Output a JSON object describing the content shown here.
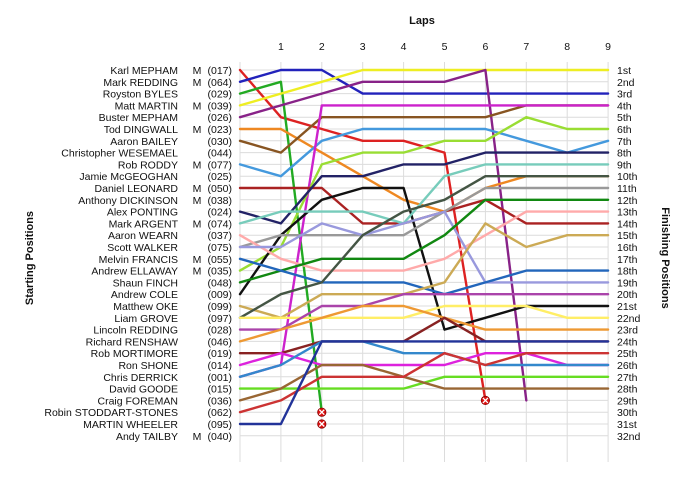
{
  "chart_data": {
    "type": "line",
    "title": "Laps",
    "ylabel_left": "Starting Positions",
    "ylabel_right": "Finishing Positions",
    "laps": [
      1,
      2,
      3,
      4,
      5,
      6,
      7,
      8,
      9
    ],
    "ylim": [
      1,
      32
    ],
    "grid": true,
    "starting_grid": [
      {
        "name": "Karl MEPHAM",
        "cls": "M",
        "num": "(017)"
      },
      {
        "name": "Mark REDDING",
        "cls": "M",
        "num": "(064)"
      },
      {
        "name": "Royston BYLES",
        "cls": "",
        "num": "(029)"
      },
      {
        "name": "Matt MARTIN",
        "cls": "M",
        "num": "(039)"
      },
      {
        "name": "Buster MEPHAM",
        "cls": "",
        "num": "(026)"
      },
      {
        "name": "Tod DINGWALL",
        "cls": "M",
        "num": "(023)"
      },
      {
        "name": "Aaron BAILEY",
        "cls": "",
        "num": "(030)"
      },
      {
        "name": "Christopher WESEMAEL",
        "cls": "",
        "num": "(044)"
      },
      {
        "name": "Rob RODDY",
        "cls": "M",
        "num": "(077)"
      },
      {
        "name": "Jamie McGEOGHAN",
        "cls": "",
        "num": "(025)"
      },
      {
        "name": "Daniel LEONARD",
        "cls": "M",
        "num": "(050)"
      },
      {
        "name": "Anthony DICKINSON",
        "cls": "M",
        "num": "(038)"
      },
      {
        "name": "Alex PONTING",
        "cls": "",
        "num": "(024)"
      },
      {
        "name": "Mark ARGENT",
        "cls": "M",
        "num": "(074)"
      },
      {
        "name": "Aaron WEARN",
        "cls": "",
        "num": "(037)"
      },
      {
        "name": "Scott WALKER",
        "cls": "",
        "num": "(075)"
      },
      {
        "name": "Melvin FRANCIS",
        "cls": "M",
        "num": "(055)"
      },
      {
        "name": "Andrew ELLAWAY",
        "cls": "M",
        "num": "(035)"
      },
      {
        "name": "Shaun FINCH",
        "cls": "",
        "num": "(048)"
      },
      {
        "name": "Andrew COLE",
        "cls": "",
        "num": "(009)"
      },
      {
        "name": "Matthew OKE",
        "cls": "",
        "num": "(099)"
      },
      {
        "name": "Liam GROVE",
        "cls": "",
        "num": "(097)"
      },
      {
        "name": "Lincoln REDDING",
        "cls": "",
        "num": "(028)"
      },
      {
        "name": "Richard RENSHAW",
        "cls": "",
        "num": "(046)"
      },
      {
        "name": "Rob MORTIMORE",
        "cls": "",
        "num": "(019)"
      },
      {
        "name": "Ron SHONE",
        "cls": "",
        "num": "(014)"
      },
      {
        "name": "Chris DERRICK",
        "cls": "",
        "num": "(001)"
      },
      {
        "name": "David GOODE",
        "cls": "",
        "num": "(015)"
      },
      {
        "name": "Craig FOREMAN",
        "cls": "",
        "num": "(036)"
      },
      {
        "name": "Robin STODDART-STONES",
        "cls": "",
        "num": "(062)"
      },
      {
        "name": "MARTIN WHEELER",
        "cls": "",
        "num": "(095)"
      },
      {
        "name": "Andy TAILBY",
        "cls": "M",
        "num": "(040)"
      }
    ],
    "finishing_labels": [
      "1st",
      "2nd",
      "3rd",
      "4th",
      "5th",
      "6th",
      "7th",
      "8th",
      "9th",
      "10th",
      "11th",
      "12th",
      "13th",
      "14th",
      "15th",
      "16th",
      "17th",
      "18th",
      "19th",
      "20th",
      "21st",
      "22nd",
      "23rd",
      "24th",
      "25th",
      "26th",
      "27th",
      "28th",
      "29th",
      "30th",
      "31st",
      "32nd"
    ],
    "series": [
      {
        "color": "#dd2222",
        "positions": [
          1,
          5,
          6,
          7,
          7,
          8,
          29
        ]
      },
      {
        "color": "#2222bb",
        "positions": [
          2,
          1,
          1,
          3,
          3,
          3,
          3,
          3,
          3,
          3
        ]
      },
      {
        "color": "#22aa22",
        "positions": [
          3,
          2,
          30
        ]
      },
      {
        "color": "#eeee22",
        "positions": [
          4,
          3,
          2,
          1,
          1,
          1,
          1,
          1,
          1,
          1
        ]
      },
      {
        "color": "#882288",
        "positions": [
          5,
          4,
          3,
          2,
          2,
          2,
          1,
          29
        ]
      },
      {
        "color": "#ee8822",
        "positions": [
          6,
          6,
          8,
          10,
          12,
          13,
          11,
          10,
          10,
          10
        ]
      },
      {
        "color": "#4499dd",
        "positions": [
          9,
          10,
          7,
          6,
          6,
          6,
          6,
          7,
          8,
          7
        ]
      },
      {
        "color": "#885522",
        "positions": [
          7,
          8,
          5,
          5,
          5,
          5,
          5,
          4,
          4,
          4
        ]
      },
      {
        "color": "#cc22cc",
        "positions": [
          27,
          26,
          4,
          4,
          4,
          4,
          4,
          4,
          4,
          4
        ]
      },
      {
        "color": "#99dd33",
        "positions": [
          18,
          16,
          9,
          8,
          8,
          7,
          7,
          5,
          6,
          6
        ]
      },
      {
        "color": "#aa2222",
        "positions": [
          11,
          11,
          11,
          14,
          14,
          13,
          12,
          14,
          14,
          14
        ]
      },
      {
        "color": "#111111",
        "positions": [
          20,
          15,
          12,
          11,
          11,
          23,
          22,
          21,
          21,
          21
        ]
      },
      {
        "color": "#999999",
        "positions": [
          16,
          15,
          15,
          15,
          15,
          13,
          11,
          11,
          11,
          11
        ]
      },
      {
        "color": "#222266",
        "positions": [
          13,
          14,
          10,
          10,
          9,
          9,
          8,
          8,
          8,
          8
        ]
      },
      {
        "color": "#77ccbb",
        "positions": [
          14,
          13,
          13,
          13,
          14,
          10,
          9,
          9,
          9,
          9
        ]
      },
      {
        "color": "#ffaaaa",
        "positions": [
          15,
          17,
          18,
          18,
          18,
          17,
          15,
          13,
          13,
          13
        ]
      },
      {
        "color": "#9999dd",
        "positions": [
          16,
          16,
          14,
          15,
          14,
          13,
          19,
          19,
          19,
          19
        ]
      },
      {
        "color": "#118811",
        "positions": [
          19,
          18,
          17,
          17,
          17,
          15,
          12,
          12,
          12,
          12
        ]
      },
      {
        "color": "#2266bb",
        "positions": [
          17,
          18,
          19,
          19,
          19,
          20,
          19,
          18,
          18,
          18
        ]
      },
      {
        "color": "#ccaa55",
        "positions": [
          21,
          22,
          20,
          20,
          20,
          19,
          14,
          16,
          15,
          15
        ]
      },
      {
        "color": "#445544",
        "positions": [
          22,
          20,
          19,
          15,
          13,
          12,
          10,
          10,
          10,
          10
        ]
      },
      {
        "color": "#ffee66",
        "positions": [
          22,
          22,
          22,
          22,
          22,
          21,
          21,
          21,
          22,
          22
        ]
      },
      {
        "color": "#aa44aa",
        "positions": [
          23,
          23,
          21,
          21,
          20,
          20,
          20,
          20,
          20,
          20
        ]
      },
      {
        "color": "#ee9933",
        "positions": [
          24,
          23,
          22,
          21,
          21,
          22,
          23,
          23,
          23,
          23
        ]
      },
      {
        "color": "#882222",
        "positions": [
          25,
          25,
          24,
          24,
          24,
          22,
          24,
          24,
          24,
          24
        ]
      },
      {
        "color": "#dd22dd",
        "positions": [
          26,
          25,
          26,
          26,
          26,
          26,
          25,
          25,
          26,
          26
        ]
      },
      {
        "color": "#3388cc",
        "positions": [
          27,
          26,
          24,
          24,
          25,
          25,
          26,
          26,
          26,
          26
        ]
      },
      {
        "color": "#66dd22",
        "positions": [
          28,
          28,
          28,
          28,
          28,
          27,
          27,
          27,
          27,
          27
        ]
      },
      {
        "color": "#996633",
        "positions": [
          29,
          28,
          26,
          26,
          27,
          28,
          28,
          28,
          28,
          28
        ]
      },
      {
        "color": "#cc3333",
        "positions": [
          30,
          29,
          27,
          27,
          27,
          25,
          26,
          25,
          25,
          25
        ]
      },
      {
        "color": "#223399",
        "positions": [
          31,
          31,
          24,
          24,
          24,
          24,
          24,
          24,
          24,
          24
        ]
      }
    ],
    "retirements": [
      {
        "lap": 2,
        "position": 30
      },
      {
        "lap": 2,
        "position": 31
      },
      {
        "lap": 6,
        "position": 29
      }
    ]
  }
}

- _Exercise requirements_: Return each line with "MARTIN".

- _Complete response_:
        "name": "Matt MARTIN",
        "name": "MARTIN WHEELER",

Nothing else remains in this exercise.